Your goal
Every record that follows must be duplicated exactly, with images left out.

Task material
>> start
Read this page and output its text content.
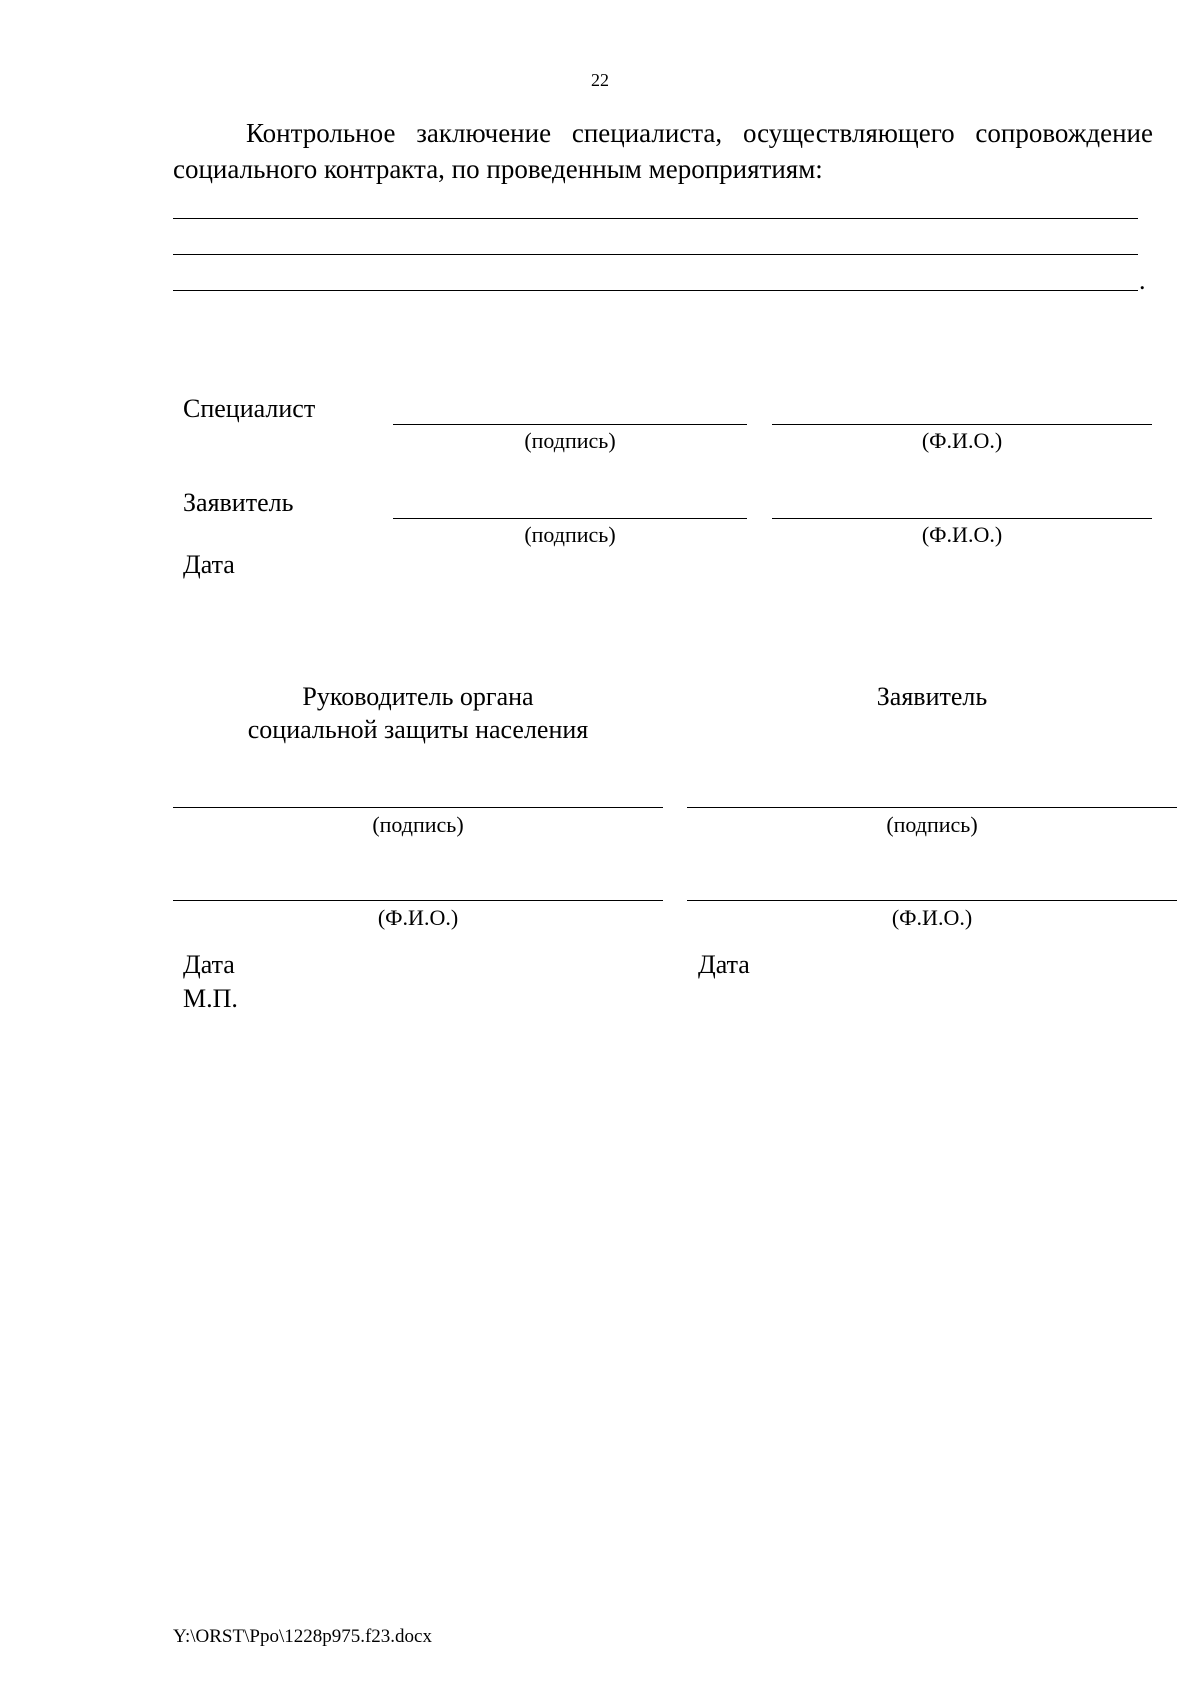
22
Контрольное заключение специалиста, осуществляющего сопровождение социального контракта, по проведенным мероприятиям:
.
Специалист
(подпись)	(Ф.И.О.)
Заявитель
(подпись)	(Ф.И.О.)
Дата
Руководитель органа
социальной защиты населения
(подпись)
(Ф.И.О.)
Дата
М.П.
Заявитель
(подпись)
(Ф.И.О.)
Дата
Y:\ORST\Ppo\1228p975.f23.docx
>> end
Finished exercise
Read this page and output its text content.
22
Контрольное заключение специалиста, осуществляющего сопровождение социального контракта, по проведенным мероприятиям:
.
Специалист
(подпись)	(Ф.И.О.)
Заявитель
(подпись)	(Ф.И.О.)
Дата
Руководитель органа
социальной защиты населения
(подпись)
(Ф.И.О.)
Дата
М.П.
Заявитель
(подпись)
(Ф.И.О.)
Дата
Y:\ORST\Ppo\1228p975.f23.docx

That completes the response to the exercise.